**WHAT YOU SHOULD DO**
Set each record down exactly, excluding all images.

**EXCERPTED DATA**
┄┄┄┄┄┄

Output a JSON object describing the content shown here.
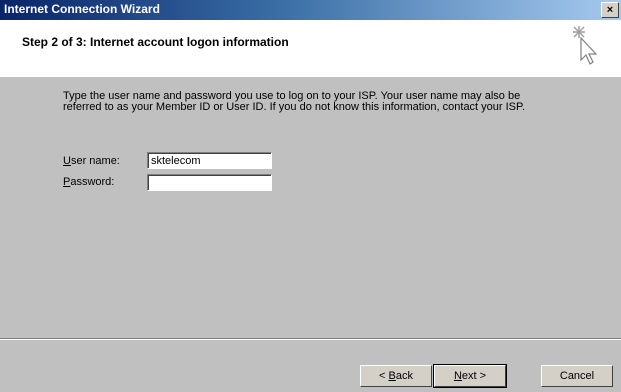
{
  "window": {
    "title": "Internet Connection Wizard",
    "close_glyph": "×"
  },
  "header": {
    "title": "Step 2 of 3: Internet account logon information",
    "icon": "wizard-icon"
  },
  "description": "Type the user name and password you use to log on to your ISP. Your user name may also be referred to as your Member ID or User ID. If you do not know this information, contact your ISP.",
  "form": {
    "username_label_mn": "U",
    "username_label_rest": "ser name:",
    "username_value": "sktelecom",
    "password_label_mn": "P",
    "password_label_rest": "assword:",
    "password_value": ""
  },
  "buttons": {
    "back_prefix": "< ",
    "back_mn": "B",
    "back_rest": "ack",
    "next_mn": "N",
    "next_rest": "ext >",
    "cancel": "Cancel"
  }
}
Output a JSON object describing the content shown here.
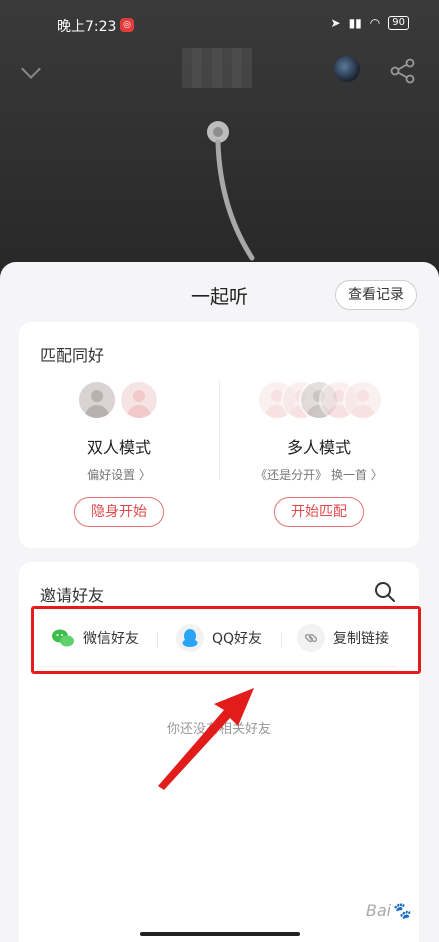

┄┄┄┄┄┄

**OUTPUT FOR THIS TASK**
Output a JSON object describing the content shown here.
{
  "window": {
    "title": "Internet Connection Wizard",
    "close_glyph": "×"
  },
  "header": {
    "title": "Step 2 of 3: Internet account logon information",
    "icon": "wizard-icon"
  },
  "description": "Type the user name and password you use to log on to your ISP. Your user name may also be referred to as your Member ID or User ID. If you do not know this information, contact your ISP.",
  "form": {
    "username_label_mn": "U",
    "username_label_rest": "ser name:",
    "username_value": "sktelecom",
    "password_label_mn": "P",
    "password_label_rest": "assword:",
    "password_value": ""
  },
  "buttons": {
    "back_prefix": "< ",
    "back_mn": "B",
    "back_rest": "ack",
    "next_mn": "N",
    "next_rest": "ext >",
    "cancel": "Cancel"
  }
}
Output a JSON object describing the content shown here.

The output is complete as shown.